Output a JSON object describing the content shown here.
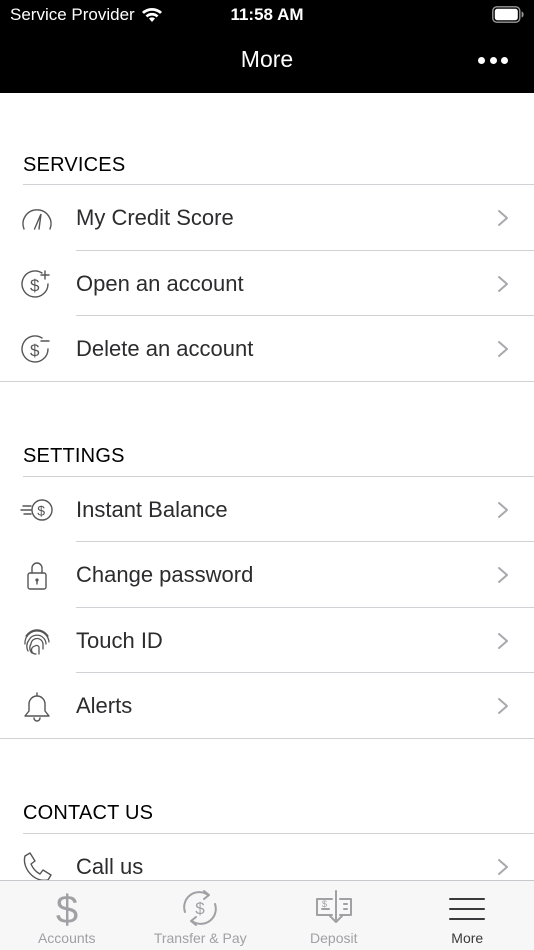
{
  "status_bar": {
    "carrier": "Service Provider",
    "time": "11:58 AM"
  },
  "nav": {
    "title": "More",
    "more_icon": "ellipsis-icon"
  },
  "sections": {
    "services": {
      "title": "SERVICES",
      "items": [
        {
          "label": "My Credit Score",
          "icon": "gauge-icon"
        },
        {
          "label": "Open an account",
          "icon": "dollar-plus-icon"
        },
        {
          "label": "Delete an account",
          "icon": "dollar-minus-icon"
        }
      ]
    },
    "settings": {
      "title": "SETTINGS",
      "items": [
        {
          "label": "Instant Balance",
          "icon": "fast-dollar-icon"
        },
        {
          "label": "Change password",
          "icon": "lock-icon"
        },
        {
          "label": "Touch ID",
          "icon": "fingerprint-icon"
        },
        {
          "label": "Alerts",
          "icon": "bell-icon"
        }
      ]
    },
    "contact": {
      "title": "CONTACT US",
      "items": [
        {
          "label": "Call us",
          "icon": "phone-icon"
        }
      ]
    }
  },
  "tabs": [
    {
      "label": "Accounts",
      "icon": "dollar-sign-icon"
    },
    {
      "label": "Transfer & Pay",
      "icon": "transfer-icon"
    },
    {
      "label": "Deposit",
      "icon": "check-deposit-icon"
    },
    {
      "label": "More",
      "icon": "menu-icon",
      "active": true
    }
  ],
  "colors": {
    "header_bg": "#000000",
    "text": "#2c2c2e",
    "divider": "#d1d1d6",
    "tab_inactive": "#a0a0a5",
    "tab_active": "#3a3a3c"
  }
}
|---|
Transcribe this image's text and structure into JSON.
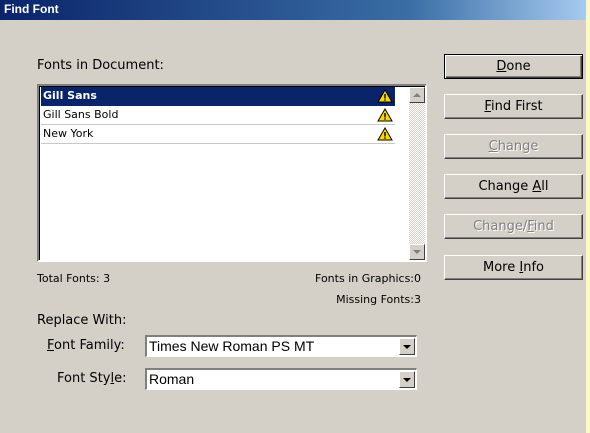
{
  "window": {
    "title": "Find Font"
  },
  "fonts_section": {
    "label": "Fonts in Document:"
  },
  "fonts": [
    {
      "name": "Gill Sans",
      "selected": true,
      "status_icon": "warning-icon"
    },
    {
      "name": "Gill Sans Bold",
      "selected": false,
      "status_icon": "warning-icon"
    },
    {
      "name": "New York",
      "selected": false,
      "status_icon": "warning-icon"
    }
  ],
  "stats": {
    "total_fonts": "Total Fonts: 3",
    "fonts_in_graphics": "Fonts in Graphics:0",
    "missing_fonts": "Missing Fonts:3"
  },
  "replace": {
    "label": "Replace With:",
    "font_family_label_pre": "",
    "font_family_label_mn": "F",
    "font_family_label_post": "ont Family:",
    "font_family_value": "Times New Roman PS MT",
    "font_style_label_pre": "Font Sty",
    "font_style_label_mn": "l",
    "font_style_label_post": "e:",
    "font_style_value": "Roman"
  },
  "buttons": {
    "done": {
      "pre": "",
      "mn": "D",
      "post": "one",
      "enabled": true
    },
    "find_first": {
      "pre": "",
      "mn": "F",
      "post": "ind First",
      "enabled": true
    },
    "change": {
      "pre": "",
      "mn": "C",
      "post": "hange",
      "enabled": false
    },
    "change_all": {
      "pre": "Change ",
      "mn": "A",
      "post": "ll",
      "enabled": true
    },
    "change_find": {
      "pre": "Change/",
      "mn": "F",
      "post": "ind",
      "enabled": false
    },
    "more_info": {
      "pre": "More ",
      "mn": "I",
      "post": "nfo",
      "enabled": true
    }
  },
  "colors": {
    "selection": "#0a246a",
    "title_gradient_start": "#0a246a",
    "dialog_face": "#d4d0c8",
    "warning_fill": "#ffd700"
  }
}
|---|
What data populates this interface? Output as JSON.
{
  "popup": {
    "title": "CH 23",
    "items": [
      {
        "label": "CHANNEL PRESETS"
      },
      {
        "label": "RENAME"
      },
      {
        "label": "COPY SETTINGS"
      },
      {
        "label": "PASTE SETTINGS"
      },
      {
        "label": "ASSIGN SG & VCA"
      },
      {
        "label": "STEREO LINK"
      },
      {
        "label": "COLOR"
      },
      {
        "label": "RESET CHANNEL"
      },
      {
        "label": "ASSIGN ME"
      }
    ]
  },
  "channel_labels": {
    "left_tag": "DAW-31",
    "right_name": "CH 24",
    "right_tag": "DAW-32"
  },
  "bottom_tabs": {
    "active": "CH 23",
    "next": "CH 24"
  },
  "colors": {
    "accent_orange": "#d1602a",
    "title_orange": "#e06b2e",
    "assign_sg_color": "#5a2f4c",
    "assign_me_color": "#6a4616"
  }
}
|---|
**Instructions to follow**
Write out every line of the listing that holds the word "JSON".

**Response to the exercise**
Output a JSON object describing the content shown here.
Transcribe this image's text and structure into JSON.
What data populates this interface? Output as JSON.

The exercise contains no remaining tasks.